**Exercise directions**
Print every entry, word for word, and skip the images.

**Available data**
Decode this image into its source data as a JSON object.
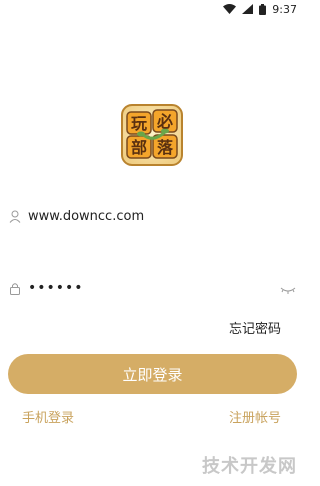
{
  "status_bar": {
    "time": "9:37",
    "icons": [
      "wifi-icon",
      "signal-icon",
      "battery-icon"
    ]
  },
  "logo": {
    "text": "玩必部落",
    "colors": {
      "orange": "#f4a52b",
      "green": "#6aa64a",
      "border": "#7a4a1d"
    }
  },
  "login_form": {
    "username": {
      "value": "www.downcc.com",
      "icon": "user-icon"
    },
    "password": {
      "value": "••••••",
      "icon": "lock-icon",
      "toggle_icon": "eye-closed-icon"
    },
    "forgot_password_label": "忘记密码",
    "login_button_label": "立即登录",
    "phone_login_label": "手机登录",
    "register_label": "注册帐号"
  },
  "watermark": {
    "text": "技术开发网"
  },
  "colors": {
    "accent": "#d5ad66",
    "link": "#c9a35e",
    "text": "#222222"
  }
}
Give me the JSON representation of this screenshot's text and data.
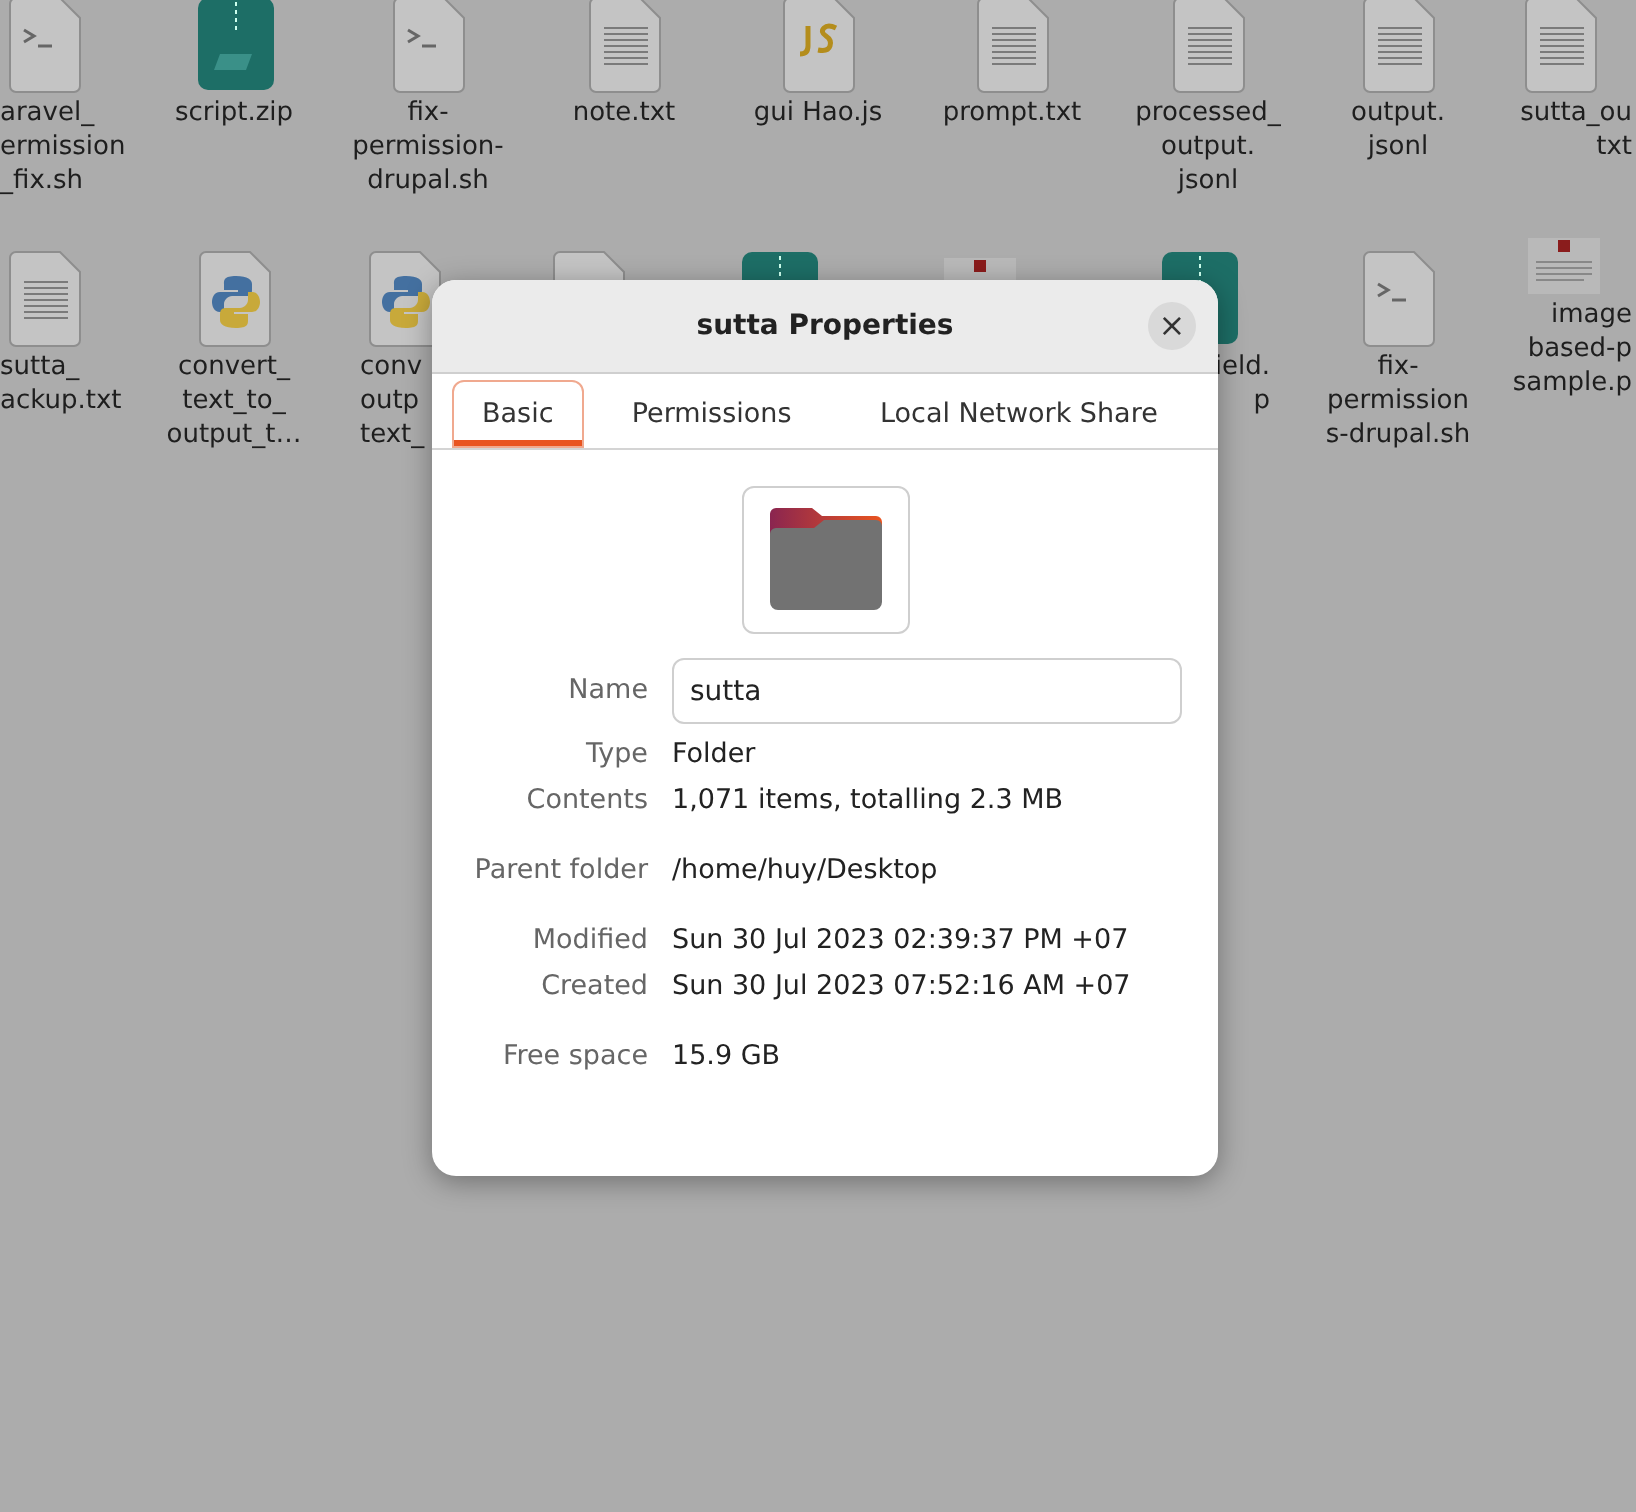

**Exercise response**
Decode this image into its source data as a JSON object.
{
  "status_bar": {
    "time": "9:37",
    "icons": [
      "wifi-icon",
      "signal-icon",
      "battery-icon"
    ]
  },
  "logo": {
    "text": "玩必部落",
    "colors": {
      "orange": "#f4a52b",
      "green": "#6aa64a",
      "border": "#7a4a1d"
    }
  },
  "login_form": {
    "username": {
      "value": "www.downcc.com",
      "icon": "user-icon"
    },
    "password": {
      "value": "••••••",
      "icon": "lock-icon",
      "toggle_icon": "eye-closed-icon"
    },
    "forgot_password_label": "忘记密码",
    "login_button_label": "立即登录",
    "phone_login_label": "手机登录",
    "register_label": "注册帐号"
  },
  "watermark": {
    "text": "技术开发网"
  },
  "colors": {
    "accent": "#d5ad66",
    "link": "#c9a35e",
    "text": "#222222"
  }
}
Give me the JSON representation of this screenshot's text and data.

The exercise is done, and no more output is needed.